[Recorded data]
** Begin **

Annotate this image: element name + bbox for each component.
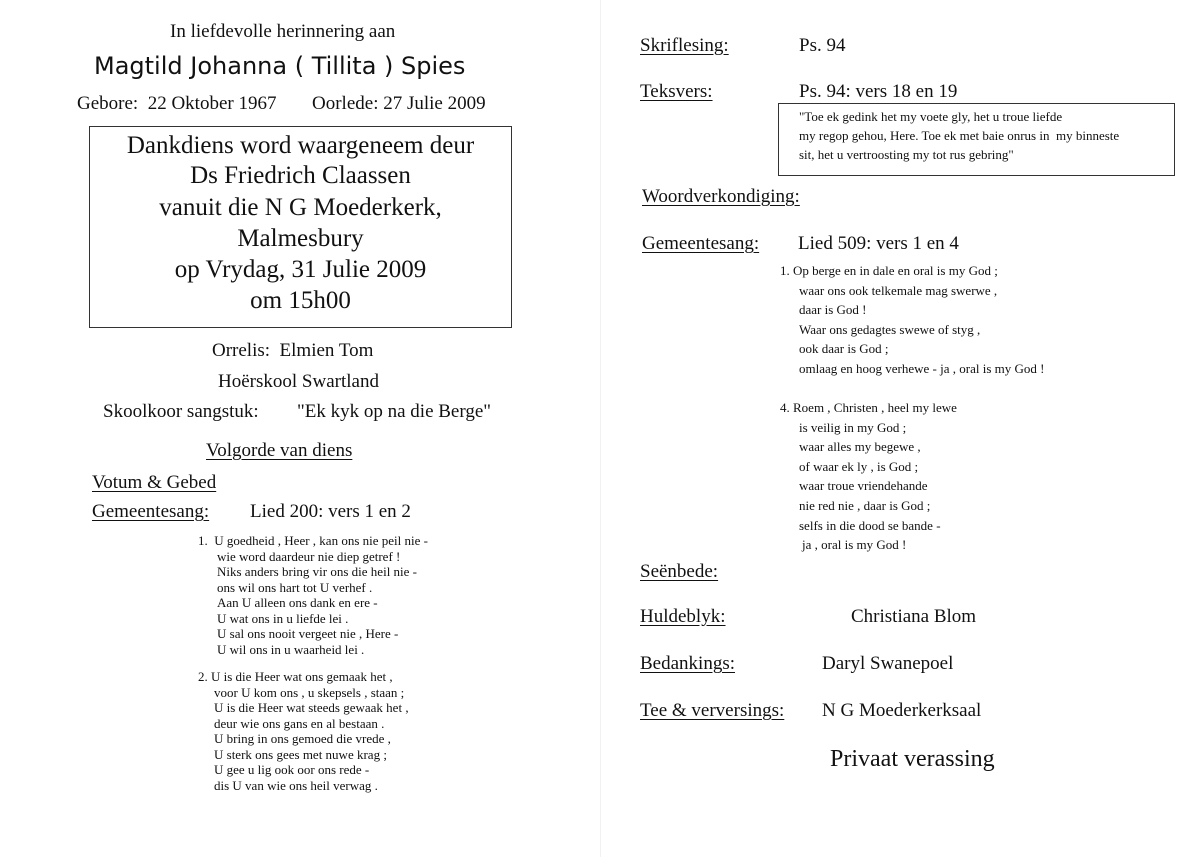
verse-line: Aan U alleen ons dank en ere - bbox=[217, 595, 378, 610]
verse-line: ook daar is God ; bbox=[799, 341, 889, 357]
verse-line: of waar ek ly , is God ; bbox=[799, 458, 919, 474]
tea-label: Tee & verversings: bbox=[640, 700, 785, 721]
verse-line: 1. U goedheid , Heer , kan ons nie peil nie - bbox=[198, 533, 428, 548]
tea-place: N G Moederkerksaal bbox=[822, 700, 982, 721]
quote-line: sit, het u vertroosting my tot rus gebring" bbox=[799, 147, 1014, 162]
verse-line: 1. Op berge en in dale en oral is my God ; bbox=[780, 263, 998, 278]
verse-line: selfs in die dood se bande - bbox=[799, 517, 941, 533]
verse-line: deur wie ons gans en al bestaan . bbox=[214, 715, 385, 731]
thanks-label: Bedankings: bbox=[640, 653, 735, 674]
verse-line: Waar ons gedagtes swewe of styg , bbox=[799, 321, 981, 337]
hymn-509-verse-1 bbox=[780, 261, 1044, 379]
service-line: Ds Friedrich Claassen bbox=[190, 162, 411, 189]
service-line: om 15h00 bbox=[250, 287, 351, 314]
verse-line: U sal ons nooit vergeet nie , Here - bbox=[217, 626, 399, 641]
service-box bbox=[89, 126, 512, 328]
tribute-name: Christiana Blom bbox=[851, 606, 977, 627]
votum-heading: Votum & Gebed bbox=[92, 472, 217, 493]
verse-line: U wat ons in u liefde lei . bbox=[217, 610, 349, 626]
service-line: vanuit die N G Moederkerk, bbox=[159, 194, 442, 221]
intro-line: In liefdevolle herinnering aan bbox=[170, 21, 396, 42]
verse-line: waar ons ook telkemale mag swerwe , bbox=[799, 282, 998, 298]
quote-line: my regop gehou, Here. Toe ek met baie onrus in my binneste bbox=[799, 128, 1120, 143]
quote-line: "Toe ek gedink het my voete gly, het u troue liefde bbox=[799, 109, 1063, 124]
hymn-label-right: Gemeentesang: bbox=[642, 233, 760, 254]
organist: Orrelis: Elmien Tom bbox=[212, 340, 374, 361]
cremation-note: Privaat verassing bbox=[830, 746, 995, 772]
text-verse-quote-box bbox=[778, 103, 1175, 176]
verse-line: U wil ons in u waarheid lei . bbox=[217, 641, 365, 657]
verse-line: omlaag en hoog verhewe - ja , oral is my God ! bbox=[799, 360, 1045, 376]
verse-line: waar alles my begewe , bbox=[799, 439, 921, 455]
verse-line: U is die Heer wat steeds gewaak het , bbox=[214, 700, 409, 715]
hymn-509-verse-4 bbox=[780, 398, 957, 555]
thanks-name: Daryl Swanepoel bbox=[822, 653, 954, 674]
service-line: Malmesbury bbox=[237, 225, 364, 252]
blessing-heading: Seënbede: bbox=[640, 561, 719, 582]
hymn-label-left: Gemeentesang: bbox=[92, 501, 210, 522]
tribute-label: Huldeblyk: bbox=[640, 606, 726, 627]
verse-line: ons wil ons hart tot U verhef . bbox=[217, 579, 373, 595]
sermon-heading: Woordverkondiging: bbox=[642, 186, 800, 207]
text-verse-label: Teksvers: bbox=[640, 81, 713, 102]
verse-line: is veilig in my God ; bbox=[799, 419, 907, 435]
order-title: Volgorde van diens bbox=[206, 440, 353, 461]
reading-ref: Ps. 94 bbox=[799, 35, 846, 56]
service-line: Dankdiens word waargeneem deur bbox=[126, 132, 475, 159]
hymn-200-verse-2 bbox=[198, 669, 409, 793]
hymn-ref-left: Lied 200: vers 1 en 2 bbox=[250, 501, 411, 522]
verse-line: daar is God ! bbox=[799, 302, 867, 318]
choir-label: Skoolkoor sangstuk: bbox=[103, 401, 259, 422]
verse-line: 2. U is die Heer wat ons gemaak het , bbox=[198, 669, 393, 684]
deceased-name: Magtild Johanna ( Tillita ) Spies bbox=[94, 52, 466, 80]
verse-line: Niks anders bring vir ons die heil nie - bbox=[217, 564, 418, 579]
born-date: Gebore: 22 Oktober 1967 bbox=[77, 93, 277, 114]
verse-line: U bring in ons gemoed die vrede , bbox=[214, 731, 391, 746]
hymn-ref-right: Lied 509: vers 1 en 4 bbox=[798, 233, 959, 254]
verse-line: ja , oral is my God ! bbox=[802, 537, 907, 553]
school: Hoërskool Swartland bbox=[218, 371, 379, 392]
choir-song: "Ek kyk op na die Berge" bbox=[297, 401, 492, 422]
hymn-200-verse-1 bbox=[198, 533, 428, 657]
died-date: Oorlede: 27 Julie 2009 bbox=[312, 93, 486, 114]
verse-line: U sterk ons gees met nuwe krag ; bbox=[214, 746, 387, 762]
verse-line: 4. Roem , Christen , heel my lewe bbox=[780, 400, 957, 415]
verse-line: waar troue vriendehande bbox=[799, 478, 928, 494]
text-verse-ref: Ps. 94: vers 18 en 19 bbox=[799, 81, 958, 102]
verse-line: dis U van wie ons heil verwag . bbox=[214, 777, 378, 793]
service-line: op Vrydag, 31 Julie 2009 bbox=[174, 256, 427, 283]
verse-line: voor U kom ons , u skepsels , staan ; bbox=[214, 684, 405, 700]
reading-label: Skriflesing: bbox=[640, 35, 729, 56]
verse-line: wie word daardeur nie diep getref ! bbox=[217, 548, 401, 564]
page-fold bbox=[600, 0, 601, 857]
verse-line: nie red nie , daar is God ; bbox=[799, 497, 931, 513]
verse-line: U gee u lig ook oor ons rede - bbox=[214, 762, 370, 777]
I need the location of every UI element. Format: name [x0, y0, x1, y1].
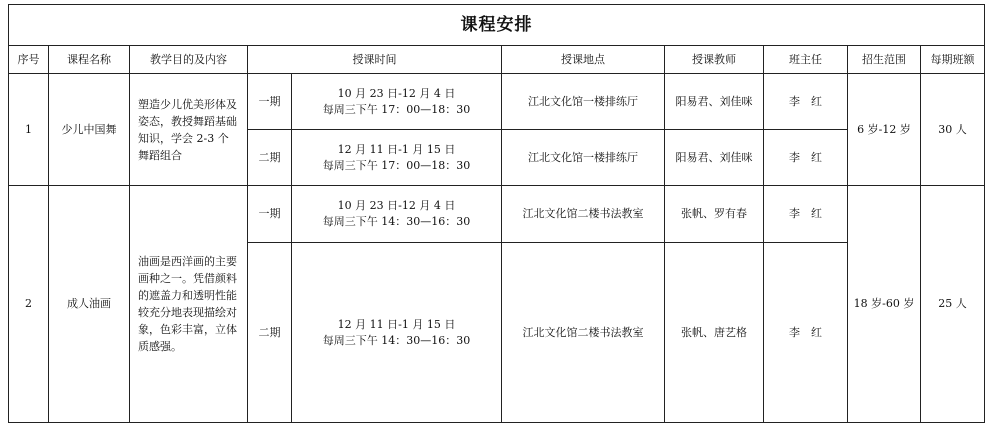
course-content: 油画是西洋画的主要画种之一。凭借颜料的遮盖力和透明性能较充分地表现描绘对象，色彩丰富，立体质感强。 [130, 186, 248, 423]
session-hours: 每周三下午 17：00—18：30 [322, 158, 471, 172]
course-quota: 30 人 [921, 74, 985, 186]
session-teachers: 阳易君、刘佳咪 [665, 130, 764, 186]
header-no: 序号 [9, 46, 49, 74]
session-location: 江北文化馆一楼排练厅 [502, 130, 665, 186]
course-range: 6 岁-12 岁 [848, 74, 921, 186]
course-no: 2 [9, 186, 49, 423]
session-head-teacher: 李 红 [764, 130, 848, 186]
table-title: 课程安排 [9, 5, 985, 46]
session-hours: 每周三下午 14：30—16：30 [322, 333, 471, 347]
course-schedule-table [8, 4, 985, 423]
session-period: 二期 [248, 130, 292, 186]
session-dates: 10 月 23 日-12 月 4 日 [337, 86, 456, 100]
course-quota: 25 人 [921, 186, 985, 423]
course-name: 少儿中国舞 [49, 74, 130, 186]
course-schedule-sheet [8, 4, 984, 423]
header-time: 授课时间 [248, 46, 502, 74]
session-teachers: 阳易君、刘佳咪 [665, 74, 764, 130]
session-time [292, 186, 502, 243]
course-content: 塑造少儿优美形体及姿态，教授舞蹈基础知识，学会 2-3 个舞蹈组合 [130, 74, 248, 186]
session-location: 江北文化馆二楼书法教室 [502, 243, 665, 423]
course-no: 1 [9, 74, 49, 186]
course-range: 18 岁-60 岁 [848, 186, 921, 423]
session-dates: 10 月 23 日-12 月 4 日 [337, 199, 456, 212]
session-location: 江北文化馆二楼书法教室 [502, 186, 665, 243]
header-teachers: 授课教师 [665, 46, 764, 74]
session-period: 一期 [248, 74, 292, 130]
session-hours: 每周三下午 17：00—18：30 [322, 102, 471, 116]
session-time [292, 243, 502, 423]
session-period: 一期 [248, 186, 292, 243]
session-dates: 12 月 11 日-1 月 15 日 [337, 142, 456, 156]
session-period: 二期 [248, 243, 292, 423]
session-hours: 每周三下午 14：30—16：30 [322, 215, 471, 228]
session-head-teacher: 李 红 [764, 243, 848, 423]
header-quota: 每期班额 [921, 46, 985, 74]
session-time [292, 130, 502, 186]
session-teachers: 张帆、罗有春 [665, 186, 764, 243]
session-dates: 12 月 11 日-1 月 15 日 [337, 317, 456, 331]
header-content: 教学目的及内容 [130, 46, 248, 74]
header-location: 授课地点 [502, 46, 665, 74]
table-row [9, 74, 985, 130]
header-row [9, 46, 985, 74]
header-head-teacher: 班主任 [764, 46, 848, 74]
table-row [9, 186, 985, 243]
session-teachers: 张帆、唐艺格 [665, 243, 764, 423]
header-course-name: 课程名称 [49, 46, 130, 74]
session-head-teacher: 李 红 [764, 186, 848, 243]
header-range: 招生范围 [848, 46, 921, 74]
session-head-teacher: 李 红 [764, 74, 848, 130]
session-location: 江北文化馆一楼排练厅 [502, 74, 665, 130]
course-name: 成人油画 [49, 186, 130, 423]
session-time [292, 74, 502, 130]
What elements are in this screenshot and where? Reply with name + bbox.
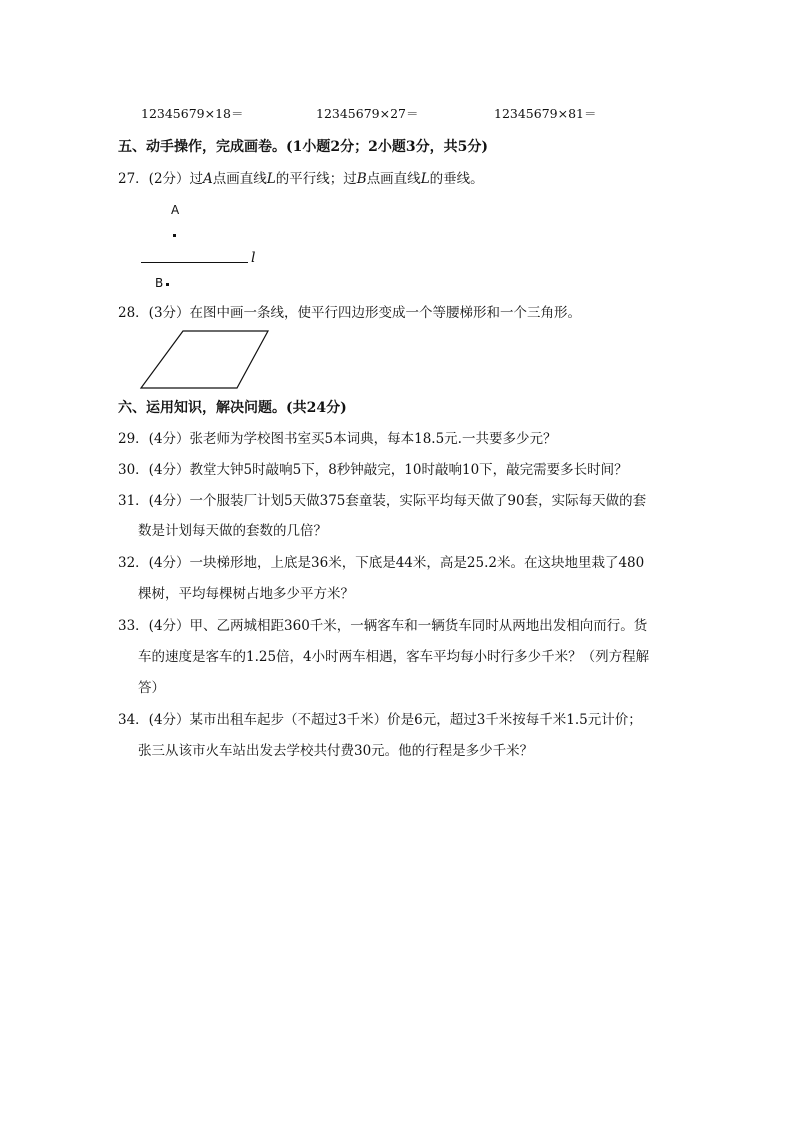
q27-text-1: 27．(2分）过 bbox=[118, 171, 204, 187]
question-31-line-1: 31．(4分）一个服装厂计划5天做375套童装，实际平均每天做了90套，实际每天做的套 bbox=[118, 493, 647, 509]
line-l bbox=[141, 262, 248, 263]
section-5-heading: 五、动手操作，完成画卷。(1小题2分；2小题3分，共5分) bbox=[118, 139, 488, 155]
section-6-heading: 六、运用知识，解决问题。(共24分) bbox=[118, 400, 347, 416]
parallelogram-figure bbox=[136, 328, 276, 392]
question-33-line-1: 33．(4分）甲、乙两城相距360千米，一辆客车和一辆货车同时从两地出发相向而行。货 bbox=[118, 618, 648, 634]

** End **

## [BRIEF]
Reproduce, without alteration, the stretch of the data from the line containing "186, 248, 423]" through the line containing "session-time [292, 186, 502, 243]", including both of those lines.

## [ANSWER IN FULL]
course-content: 油画是西洋画的主要画种之一。凭借颜料的遮盖力和透明性能较充分地表现描绘对象，色彩丰富，立体质感强。 [130, 186, 248, 423]
session-hours: 每周三下午 17：00—18：30 [322, 158, 471, 172]
course-quota: 30 人 [921, 74, 985, 186]
session-teachers: 阳易君、刘佳咪 [665, 130, 764, 186]
header-no: 序号 [9, 46, 49, 74]
session-location: 江北文化馆一楼排练厅 [502, 130, 665, 186]
course-range: 6 岁-12 岁 [848, 74, 921, 186]
course-no: 2 [9, 186, 49, 423]
session-head-teacher: 李 红 [764, 130, 848, 186]
table-title: 课程安排 [9, 5, 985, 46]
session-hours: 每周三下午 14：30—16：30 [322, 333, 471, 347]
course-schedule-table [8, 4, 985, 423]
session-period: 二期 [248, 130, 292, 186]
session-dates: 10 月 23 日-12 月 4 日 [337, 86, 456, 100]
course-quota: 25 人 [921, 186, 985, 423]
course-name: 少儿中国舞 [49, 74, 130, 186]
course-schedule-sheet [8, 4, 984, 423]
header-time: 授课时间 [248, 46, 502, 74]
session-teachers: 阳易君、刘佳咪 [665, 74, 764, 130]
session-time [292, 186, 502, 243]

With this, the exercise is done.